Some records:

++++++++++++++++++++

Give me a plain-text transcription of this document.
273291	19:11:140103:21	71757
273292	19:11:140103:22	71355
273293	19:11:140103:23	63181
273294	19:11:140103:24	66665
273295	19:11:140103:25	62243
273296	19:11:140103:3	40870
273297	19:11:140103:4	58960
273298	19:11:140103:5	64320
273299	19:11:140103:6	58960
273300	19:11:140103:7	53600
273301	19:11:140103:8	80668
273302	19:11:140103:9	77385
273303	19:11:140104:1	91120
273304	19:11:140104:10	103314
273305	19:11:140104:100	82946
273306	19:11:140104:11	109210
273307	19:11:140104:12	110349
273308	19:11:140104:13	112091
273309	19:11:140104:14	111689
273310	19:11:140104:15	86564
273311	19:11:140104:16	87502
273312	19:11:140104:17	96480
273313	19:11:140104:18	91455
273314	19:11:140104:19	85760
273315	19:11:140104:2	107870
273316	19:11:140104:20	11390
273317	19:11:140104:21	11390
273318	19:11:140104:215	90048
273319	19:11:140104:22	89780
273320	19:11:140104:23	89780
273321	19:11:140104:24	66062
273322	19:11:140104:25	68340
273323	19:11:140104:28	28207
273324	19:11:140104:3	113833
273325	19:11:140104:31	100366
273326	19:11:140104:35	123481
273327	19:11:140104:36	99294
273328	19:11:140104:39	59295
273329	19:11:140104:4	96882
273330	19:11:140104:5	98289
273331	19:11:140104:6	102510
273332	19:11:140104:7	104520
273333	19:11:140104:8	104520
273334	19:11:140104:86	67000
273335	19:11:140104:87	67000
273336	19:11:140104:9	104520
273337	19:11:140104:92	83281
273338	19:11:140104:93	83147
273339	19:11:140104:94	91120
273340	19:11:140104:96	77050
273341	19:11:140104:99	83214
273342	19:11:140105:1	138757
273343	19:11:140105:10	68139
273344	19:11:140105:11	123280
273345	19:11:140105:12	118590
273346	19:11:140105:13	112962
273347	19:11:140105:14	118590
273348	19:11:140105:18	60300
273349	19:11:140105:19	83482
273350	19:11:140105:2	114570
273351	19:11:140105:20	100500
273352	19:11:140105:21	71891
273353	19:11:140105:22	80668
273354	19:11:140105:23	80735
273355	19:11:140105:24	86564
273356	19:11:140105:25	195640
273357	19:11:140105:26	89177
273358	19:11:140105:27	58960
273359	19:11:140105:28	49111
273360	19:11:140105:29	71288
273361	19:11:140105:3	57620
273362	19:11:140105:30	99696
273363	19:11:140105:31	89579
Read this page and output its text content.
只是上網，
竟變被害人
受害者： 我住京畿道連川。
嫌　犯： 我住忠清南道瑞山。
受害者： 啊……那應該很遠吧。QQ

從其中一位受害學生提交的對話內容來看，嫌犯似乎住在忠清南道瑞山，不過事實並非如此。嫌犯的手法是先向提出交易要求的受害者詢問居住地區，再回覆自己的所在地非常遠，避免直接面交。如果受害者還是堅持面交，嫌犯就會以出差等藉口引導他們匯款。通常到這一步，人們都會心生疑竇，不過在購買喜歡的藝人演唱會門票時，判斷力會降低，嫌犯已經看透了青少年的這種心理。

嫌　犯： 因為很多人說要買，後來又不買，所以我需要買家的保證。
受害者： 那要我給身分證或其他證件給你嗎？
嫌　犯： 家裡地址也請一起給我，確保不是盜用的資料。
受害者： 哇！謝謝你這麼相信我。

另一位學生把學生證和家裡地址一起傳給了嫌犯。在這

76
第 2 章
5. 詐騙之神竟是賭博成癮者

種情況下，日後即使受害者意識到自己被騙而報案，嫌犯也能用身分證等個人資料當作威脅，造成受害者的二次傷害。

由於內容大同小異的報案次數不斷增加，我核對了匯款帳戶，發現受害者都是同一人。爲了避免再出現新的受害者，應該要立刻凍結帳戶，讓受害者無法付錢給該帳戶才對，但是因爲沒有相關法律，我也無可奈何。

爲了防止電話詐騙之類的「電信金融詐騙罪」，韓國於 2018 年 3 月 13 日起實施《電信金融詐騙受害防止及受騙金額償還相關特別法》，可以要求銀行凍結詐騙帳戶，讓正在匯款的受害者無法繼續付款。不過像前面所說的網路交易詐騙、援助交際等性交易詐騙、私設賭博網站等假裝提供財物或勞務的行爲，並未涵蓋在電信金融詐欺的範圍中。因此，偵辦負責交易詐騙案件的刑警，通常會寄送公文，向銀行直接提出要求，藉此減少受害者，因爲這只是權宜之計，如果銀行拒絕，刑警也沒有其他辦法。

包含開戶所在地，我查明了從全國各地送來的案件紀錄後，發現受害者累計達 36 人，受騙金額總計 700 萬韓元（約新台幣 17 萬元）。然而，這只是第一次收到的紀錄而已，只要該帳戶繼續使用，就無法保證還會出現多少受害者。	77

++++++++++++++++++++

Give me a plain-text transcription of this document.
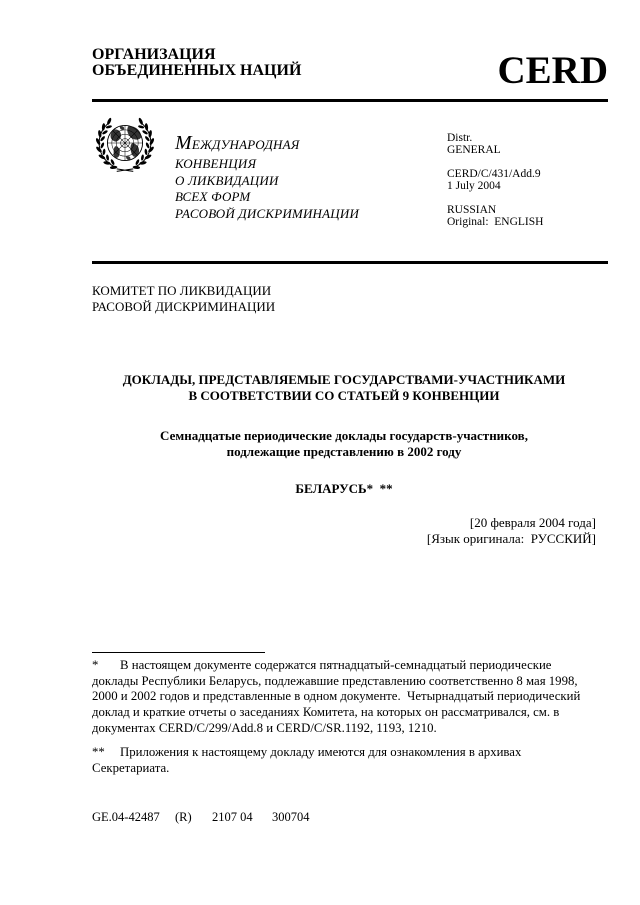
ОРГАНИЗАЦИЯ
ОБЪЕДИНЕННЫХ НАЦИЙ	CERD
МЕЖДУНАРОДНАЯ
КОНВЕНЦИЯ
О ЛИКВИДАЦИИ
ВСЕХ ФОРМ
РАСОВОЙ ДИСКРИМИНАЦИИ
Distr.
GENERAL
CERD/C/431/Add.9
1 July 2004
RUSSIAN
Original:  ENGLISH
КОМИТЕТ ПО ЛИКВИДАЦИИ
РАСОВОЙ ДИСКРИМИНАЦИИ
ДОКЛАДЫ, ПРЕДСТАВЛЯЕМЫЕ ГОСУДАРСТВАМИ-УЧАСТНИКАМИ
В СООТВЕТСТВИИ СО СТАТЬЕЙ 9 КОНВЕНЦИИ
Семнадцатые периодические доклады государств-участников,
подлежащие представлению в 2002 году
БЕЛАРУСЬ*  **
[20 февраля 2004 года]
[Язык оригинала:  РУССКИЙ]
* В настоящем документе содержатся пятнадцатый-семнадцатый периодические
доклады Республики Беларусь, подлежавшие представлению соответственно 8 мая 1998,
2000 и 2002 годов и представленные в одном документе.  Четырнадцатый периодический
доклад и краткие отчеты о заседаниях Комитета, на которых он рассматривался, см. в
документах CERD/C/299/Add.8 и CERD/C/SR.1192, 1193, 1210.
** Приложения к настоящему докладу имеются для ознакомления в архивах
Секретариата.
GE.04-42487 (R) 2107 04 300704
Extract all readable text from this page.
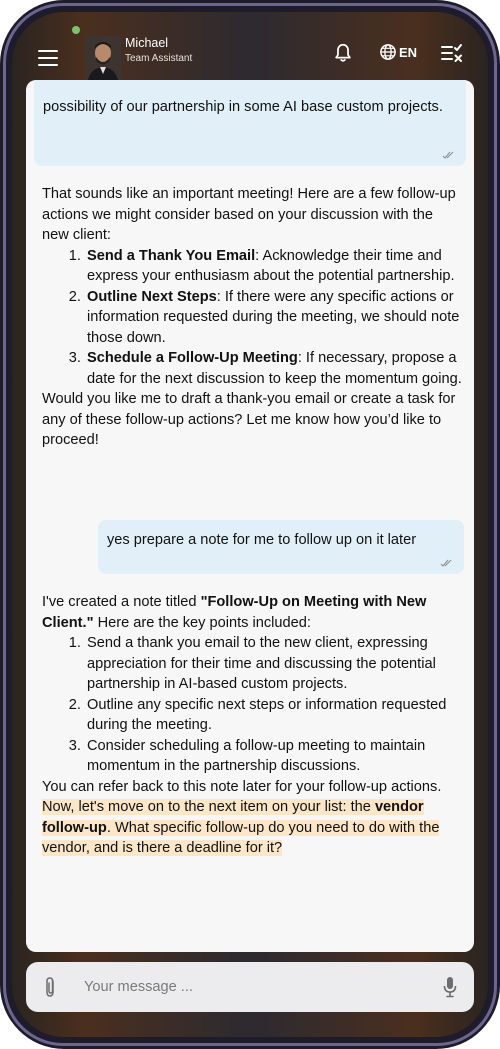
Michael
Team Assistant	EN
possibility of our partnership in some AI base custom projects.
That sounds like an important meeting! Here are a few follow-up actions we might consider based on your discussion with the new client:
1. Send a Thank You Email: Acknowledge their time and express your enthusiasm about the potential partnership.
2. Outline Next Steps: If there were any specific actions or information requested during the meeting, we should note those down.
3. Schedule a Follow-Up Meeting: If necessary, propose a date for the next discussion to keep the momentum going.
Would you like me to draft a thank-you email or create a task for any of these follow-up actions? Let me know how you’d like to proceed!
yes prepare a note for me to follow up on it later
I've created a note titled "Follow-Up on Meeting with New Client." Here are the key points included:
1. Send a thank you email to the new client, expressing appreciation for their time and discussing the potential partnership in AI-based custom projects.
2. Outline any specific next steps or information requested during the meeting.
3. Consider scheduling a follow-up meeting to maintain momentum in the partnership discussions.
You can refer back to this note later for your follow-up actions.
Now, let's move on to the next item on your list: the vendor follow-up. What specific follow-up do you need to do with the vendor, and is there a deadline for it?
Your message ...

++++++++++++++++++++

■ Do this
Gather each line from the entries above that includes the word "time".

■ Expected answer
1. Send a Thank You Email: Acknowledge their time and express your enthusiasm about the potential partnership.
1. Send a thank you email to the new client, expressing appreciation for their time and discussing the potential partnership in AI-based custom projects.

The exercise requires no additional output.